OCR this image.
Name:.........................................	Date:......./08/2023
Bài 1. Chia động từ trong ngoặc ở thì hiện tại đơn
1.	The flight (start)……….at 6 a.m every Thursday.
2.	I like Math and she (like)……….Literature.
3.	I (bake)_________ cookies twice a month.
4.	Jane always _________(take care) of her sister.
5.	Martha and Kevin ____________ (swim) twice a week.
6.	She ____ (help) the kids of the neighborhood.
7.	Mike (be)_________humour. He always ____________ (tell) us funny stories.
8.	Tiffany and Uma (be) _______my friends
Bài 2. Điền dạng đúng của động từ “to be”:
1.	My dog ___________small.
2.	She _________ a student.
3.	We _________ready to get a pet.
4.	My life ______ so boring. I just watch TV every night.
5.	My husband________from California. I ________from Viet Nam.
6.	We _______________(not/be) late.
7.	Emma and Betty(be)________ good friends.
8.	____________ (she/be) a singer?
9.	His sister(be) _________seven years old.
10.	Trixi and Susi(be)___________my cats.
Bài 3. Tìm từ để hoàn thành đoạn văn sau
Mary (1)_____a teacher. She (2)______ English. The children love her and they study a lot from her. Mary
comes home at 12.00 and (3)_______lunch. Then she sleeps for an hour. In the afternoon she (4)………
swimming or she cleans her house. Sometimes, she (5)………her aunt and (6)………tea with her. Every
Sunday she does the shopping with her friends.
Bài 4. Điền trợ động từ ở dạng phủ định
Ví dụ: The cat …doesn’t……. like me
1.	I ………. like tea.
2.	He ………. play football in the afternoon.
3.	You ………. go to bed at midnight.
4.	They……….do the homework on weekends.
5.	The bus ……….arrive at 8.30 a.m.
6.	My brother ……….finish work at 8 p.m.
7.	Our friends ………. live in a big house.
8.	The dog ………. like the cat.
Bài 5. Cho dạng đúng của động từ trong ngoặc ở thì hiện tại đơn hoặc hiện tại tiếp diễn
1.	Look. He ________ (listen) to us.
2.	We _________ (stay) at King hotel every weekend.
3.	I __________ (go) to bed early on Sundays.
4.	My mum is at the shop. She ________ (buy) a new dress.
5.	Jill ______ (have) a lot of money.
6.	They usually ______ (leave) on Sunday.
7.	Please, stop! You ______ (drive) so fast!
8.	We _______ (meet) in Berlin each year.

□ □ □ □

* **Goal**
Sift through the entries and copy every line with "sister".

* **Worked answer**
4.	Jane always _________(take care) of her sister.
9.	His sister(be) _________seven years old.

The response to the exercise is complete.